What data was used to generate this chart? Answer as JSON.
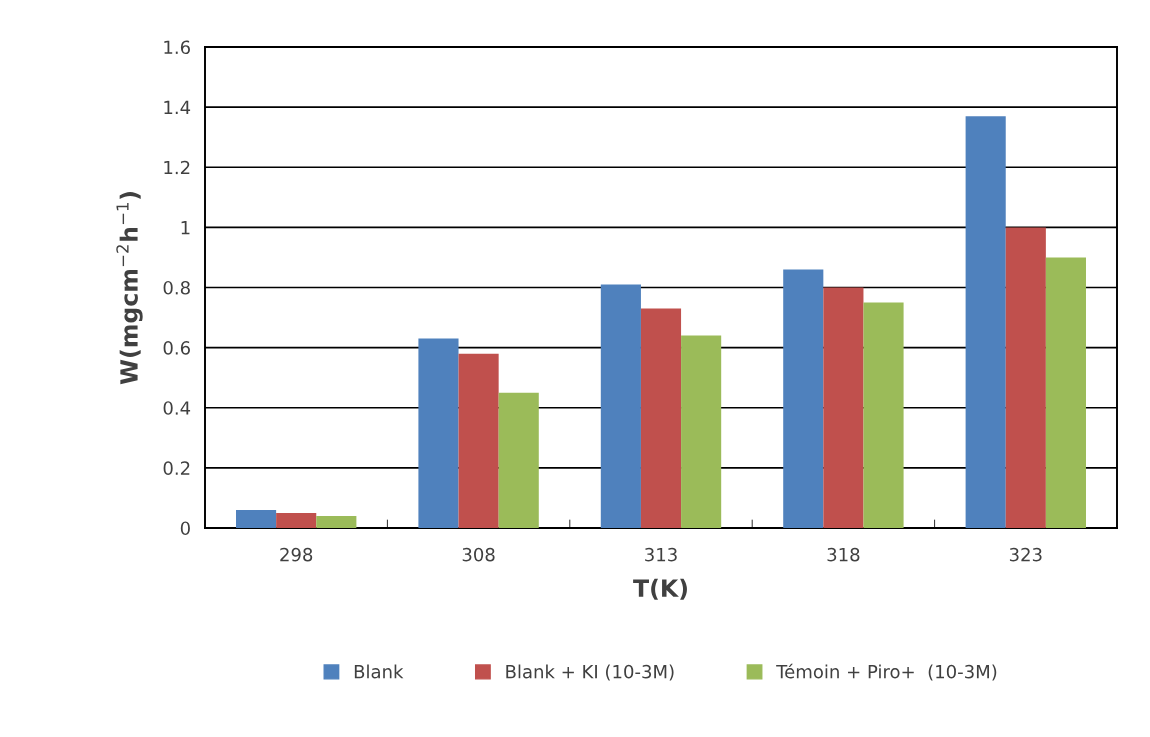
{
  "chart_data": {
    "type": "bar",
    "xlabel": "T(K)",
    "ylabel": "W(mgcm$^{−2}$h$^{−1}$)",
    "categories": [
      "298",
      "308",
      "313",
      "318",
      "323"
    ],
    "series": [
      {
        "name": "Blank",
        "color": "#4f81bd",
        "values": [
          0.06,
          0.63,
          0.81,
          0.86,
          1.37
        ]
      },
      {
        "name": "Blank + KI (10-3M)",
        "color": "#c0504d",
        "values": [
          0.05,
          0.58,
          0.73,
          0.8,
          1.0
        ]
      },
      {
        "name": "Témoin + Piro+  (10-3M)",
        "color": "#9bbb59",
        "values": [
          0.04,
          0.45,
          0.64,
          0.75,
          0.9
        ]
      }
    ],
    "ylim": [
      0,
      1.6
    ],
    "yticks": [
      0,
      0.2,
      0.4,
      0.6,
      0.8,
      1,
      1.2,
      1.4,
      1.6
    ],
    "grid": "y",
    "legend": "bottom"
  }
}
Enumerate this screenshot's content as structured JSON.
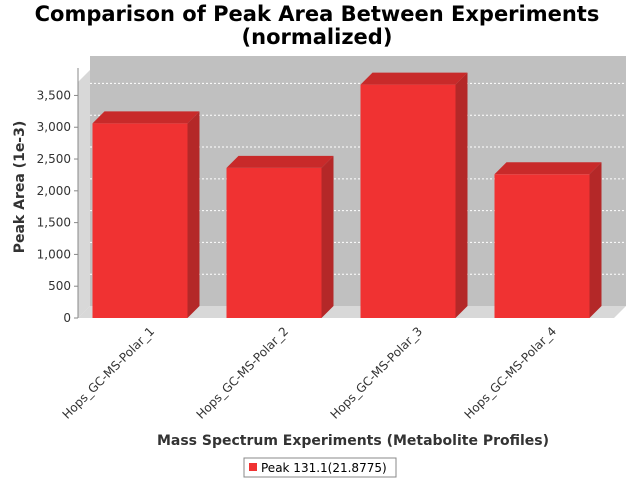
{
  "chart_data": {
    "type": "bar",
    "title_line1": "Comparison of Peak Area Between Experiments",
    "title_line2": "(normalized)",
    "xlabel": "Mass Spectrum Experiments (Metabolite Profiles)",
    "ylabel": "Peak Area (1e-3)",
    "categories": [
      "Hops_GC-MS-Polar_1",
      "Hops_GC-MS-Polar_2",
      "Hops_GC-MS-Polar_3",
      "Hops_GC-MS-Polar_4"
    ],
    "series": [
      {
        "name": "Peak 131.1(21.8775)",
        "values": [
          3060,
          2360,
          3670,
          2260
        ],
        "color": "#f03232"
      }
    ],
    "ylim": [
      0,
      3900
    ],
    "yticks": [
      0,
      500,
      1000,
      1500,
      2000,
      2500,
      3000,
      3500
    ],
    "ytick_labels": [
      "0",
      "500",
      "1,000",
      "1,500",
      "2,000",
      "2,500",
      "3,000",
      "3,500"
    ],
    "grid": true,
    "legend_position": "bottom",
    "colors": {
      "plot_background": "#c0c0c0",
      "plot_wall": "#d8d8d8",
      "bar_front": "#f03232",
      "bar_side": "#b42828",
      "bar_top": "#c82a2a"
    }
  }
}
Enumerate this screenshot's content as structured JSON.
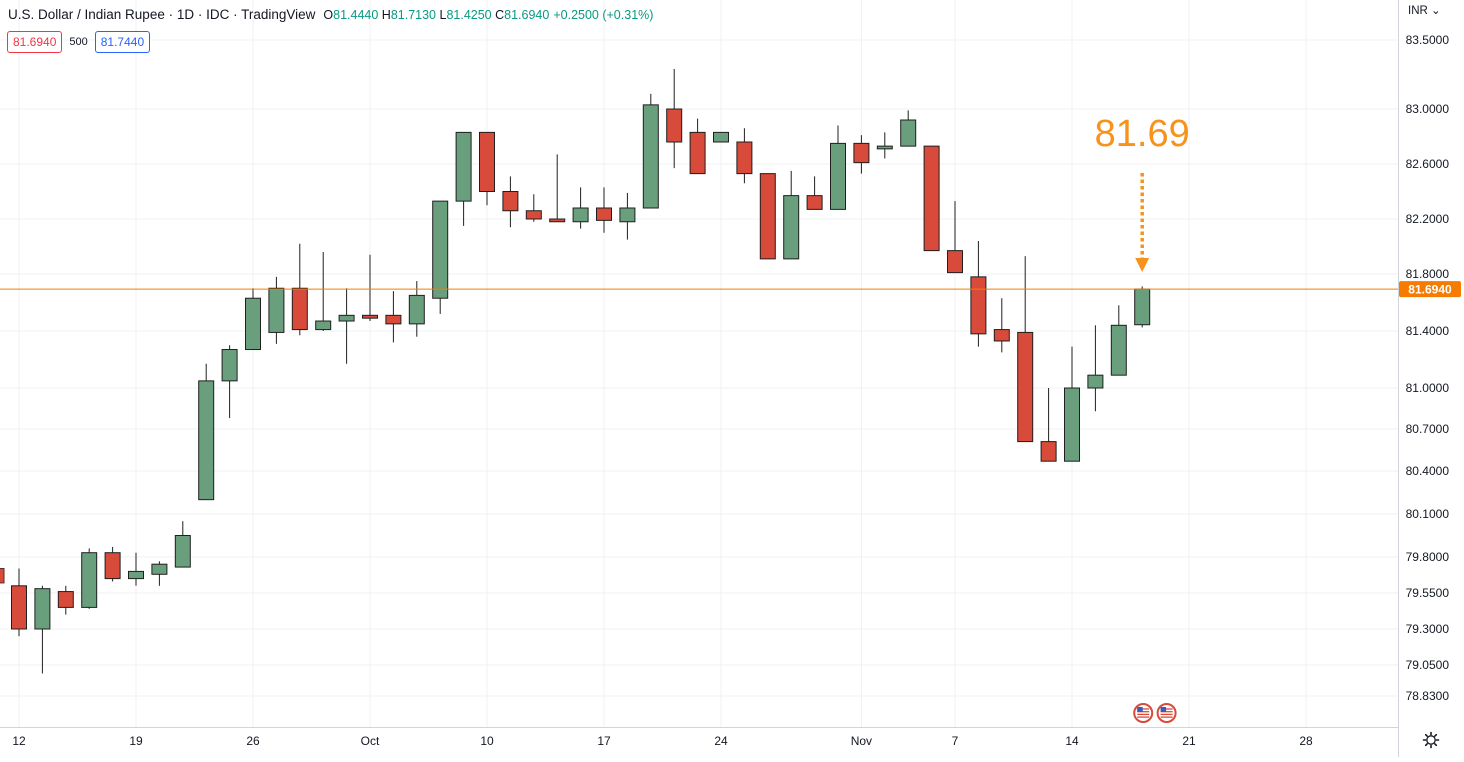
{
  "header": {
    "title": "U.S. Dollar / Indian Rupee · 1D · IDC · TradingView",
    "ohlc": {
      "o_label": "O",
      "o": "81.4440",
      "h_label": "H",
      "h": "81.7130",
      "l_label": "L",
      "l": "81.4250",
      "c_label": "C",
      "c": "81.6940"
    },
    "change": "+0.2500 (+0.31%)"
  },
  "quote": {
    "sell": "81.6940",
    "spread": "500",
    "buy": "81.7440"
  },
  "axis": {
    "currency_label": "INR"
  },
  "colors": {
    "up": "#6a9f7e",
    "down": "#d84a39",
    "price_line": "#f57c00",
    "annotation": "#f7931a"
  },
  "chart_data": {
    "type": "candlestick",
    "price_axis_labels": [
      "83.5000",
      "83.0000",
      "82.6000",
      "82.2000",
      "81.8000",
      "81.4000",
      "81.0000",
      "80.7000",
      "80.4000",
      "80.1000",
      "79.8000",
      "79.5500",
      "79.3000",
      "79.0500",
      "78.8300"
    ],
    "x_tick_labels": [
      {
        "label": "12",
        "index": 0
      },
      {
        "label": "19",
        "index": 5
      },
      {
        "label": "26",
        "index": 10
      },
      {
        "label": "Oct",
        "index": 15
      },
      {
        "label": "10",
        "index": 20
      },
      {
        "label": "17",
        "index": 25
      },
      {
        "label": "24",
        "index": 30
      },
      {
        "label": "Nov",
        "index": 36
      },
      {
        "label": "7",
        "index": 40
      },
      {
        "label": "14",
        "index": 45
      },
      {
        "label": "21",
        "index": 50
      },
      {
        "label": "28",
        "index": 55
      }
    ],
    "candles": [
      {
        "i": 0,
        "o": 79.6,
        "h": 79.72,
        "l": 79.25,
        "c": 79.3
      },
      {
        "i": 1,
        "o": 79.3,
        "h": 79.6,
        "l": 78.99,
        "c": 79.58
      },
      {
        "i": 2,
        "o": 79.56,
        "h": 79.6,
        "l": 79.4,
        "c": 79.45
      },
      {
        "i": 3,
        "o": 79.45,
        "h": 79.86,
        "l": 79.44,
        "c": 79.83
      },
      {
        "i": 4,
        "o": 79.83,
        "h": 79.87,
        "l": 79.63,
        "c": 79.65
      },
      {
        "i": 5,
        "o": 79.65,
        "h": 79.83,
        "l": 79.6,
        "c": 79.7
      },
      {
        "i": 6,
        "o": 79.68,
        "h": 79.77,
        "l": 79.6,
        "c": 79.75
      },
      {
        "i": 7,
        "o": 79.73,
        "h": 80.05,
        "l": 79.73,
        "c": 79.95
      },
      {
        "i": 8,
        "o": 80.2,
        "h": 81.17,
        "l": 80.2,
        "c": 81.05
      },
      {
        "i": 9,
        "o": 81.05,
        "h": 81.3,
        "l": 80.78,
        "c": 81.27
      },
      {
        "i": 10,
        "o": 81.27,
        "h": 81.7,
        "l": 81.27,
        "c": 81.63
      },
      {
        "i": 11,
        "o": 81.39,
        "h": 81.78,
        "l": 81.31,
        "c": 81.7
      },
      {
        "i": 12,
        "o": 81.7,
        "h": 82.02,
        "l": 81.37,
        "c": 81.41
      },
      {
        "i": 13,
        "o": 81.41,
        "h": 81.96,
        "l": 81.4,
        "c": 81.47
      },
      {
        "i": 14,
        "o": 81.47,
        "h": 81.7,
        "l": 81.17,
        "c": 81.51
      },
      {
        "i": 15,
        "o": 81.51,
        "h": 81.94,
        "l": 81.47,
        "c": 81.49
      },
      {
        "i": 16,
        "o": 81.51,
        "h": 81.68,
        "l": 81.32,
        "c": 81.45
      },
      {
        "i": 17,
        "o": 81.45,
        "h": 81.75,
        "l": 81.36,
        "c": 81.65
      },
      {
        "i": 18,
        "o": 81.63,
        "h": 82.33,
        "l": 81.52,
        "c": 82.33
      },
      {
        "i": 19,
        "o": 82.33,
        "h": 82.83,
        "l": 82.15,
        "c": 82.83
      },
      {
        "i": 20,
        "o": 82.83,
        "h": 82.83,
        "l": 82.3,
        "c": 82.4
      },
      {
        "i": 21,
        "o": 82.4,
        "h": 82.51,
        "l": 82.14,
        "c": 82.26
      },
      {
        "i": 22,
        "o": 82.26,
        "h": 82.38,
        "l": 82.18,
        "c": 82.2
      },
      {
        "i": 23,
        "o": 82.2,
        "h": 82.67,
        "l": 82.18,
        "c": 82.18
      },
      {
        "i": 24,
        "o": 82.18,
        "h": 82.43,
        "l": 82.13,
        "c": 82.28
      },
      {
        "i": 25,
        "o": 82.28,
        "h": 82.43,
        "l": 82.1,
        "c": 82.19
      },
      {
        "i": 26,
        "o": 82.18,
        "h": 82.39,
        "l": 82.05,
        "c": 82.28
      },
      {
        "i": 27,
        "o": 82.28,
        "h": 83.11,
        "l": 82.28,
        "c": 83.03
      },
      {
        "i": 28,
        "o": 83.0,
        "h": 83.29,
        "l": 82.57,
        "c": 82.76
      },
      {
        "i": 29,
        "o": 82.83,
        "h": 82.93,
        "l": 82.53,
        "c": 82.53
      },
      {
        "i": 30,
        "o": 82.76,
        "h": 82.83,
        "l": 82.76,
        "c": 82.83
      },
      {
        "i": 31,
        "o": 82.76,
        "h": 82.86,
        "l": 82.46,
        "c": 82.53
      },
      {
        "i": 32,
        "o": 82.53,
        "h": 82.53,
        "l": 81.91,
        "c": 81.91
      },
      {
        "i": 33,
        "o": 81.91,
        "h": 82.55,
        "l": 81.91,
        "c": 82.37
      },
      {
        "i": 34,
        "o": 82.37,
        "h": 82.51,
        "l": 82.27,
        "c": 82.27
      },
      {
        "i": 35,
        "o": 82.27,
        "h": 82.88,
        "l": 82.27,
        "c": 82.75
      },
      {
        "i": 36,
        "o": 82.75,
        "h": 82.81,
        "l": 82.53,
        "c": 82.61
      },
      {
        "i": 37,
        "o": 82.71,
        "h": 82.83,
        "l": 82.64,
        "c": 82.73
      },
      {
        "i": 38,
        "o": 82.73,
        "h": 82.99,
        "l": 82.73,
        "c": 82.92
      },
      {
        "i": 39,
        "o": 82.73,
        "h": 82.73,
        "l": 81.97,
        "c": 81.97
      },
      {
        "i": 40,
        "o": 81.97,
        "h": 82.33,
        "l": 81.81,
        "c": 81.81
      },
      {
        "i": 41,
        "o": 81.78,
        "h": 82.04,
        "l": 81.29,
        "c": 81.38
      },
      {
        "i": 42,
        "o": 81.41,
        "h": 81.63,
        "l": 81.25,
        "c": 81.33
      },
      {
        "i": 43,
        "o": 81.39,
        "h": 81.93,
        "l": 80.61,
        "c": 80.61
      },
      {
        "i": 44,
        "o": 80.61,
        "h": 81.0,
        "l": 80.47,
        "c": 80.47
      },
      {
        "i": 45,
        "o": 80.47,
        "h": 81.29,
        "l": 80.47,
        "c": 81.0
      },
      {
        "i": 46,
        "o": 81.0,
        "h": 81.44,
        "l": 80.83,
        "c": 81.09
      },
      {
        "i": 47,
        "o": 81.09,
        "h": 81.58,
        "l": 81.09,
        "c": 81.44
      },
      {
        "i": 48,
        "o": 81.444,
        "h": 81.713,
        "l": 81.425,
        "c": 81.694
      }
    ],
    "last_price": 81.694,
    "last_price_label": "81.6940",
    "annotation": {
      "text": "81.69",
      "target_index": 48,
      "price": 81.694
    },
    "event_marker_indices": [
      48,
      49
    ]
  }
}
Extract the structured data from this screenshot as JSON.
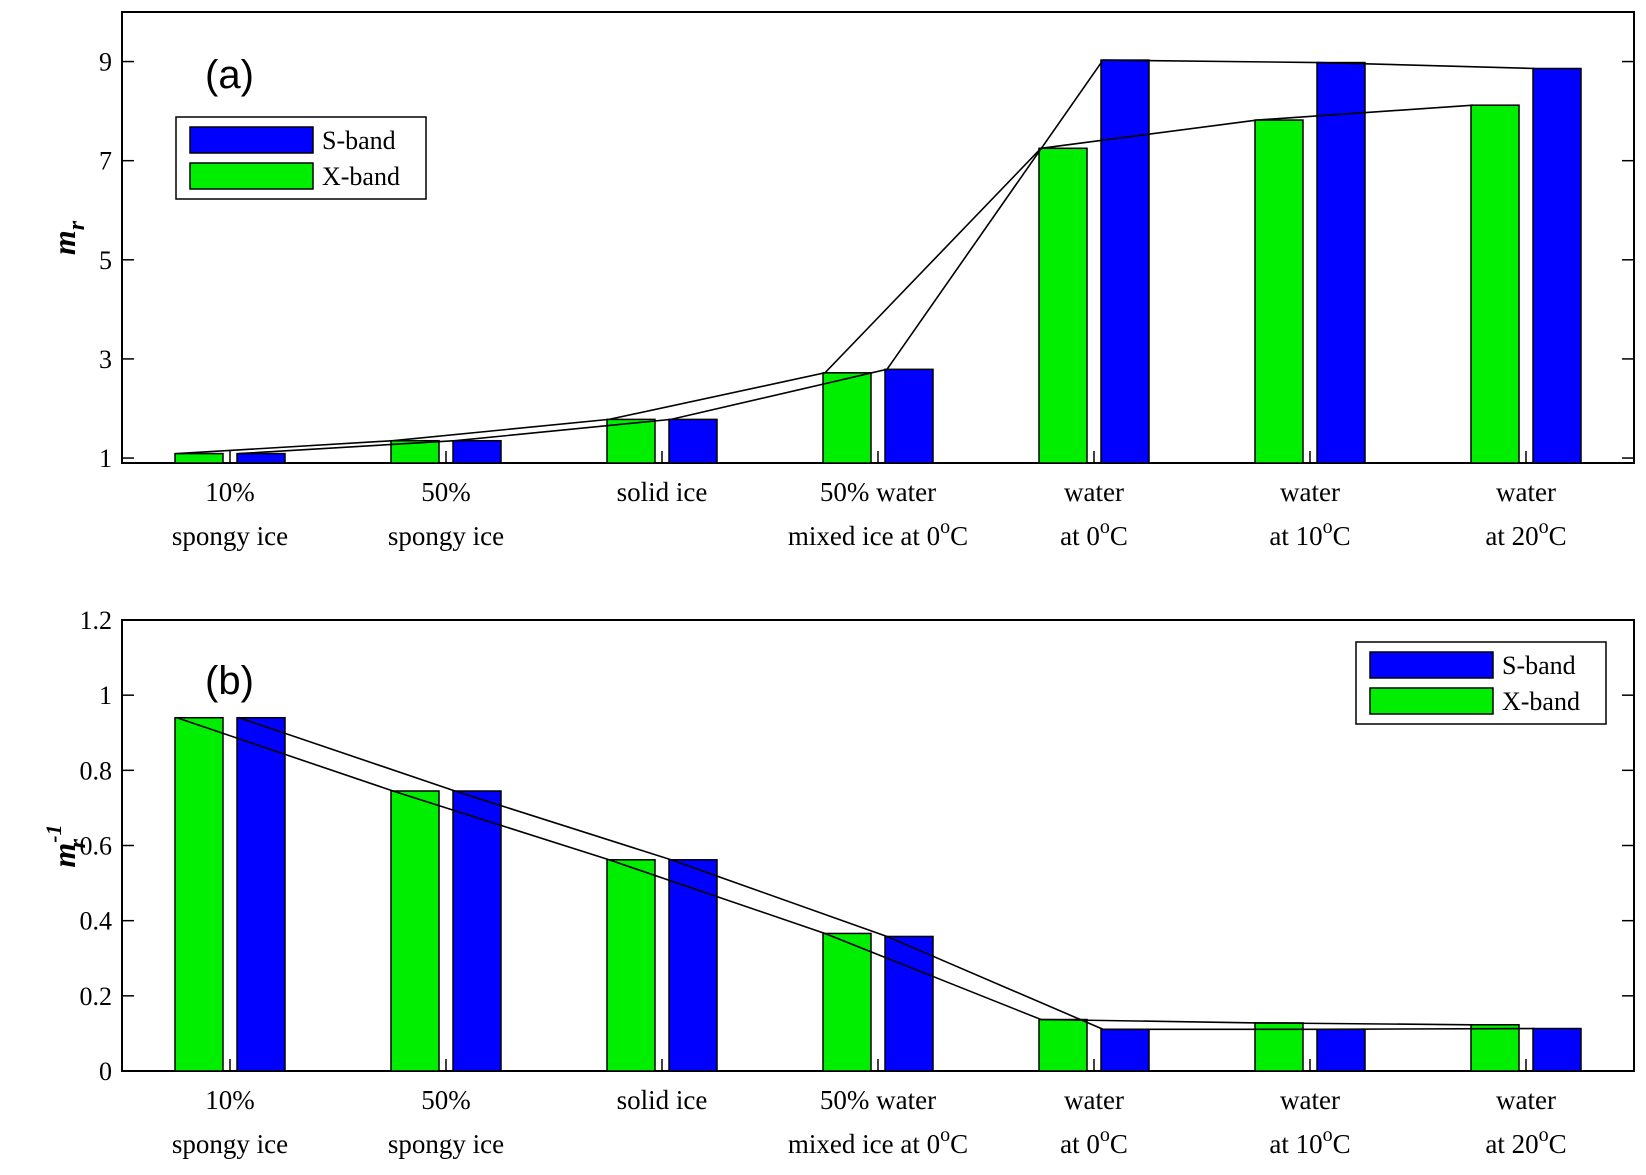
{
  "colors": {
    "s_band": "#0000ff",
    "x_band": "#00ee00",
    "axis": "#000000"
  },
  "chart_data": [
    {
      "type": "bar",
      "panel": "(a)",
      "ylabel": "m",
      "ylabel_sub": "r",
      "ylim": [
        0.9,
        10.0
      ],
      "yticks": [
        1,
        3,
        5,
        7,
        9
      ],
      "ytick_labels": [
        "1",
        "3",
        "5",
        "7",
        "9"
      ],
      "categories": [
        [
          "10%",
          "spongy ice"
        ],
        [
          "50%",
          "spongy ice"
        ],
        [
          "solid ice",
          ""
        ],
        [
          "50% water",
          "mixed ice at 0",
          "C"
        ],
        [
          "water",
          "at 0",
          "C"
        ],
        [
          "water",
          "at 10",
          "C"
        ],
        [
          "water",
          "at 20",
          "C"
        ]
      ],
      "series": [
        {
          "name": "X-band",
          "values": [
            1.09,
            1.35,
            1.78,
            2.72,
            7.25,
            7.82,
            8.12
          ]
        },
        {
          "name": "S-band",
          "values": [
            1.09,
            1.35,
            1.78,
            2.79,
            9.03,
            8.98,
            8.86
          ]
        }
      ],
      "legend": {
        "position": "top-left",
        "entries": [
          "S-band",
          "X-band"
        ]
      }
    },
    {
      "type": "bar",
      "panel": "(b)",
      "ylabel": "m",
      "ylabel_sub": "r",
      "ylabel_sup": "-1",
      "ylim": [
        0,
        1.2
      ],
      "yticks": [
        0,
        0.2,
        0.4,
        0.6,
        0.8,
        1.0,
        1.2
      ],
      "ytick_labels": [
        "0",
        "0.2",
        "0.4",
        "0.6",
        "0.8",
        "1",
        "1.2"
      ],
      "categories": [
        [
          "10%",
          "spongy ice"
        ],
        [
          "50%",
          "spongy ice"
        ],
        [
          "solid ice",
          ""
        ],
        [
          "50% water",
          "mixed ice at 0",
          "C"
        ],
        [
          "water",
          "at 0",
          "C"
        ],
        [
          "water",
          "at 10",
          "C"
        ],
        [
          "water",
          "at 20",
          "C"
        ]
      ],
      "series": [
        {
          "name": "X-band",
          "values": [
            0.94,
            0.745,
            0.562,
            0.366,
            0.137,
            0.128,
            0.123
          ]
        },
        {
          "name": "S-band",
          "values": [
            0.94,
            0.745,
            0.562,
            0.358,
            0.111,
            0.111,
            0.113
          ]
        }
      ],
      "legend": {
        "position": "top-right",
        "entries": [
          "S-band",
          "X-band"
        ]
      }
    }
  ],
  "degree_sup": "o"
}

# [WHAT IS REQUIRED]
Gather each line of the records holding the string "xlabel".

# [RESULT OF THIS TASK]
    "xlabel": "T(K)",
    "xlabel": "Mass Spectrum Experiments (Metabolite Profiles)",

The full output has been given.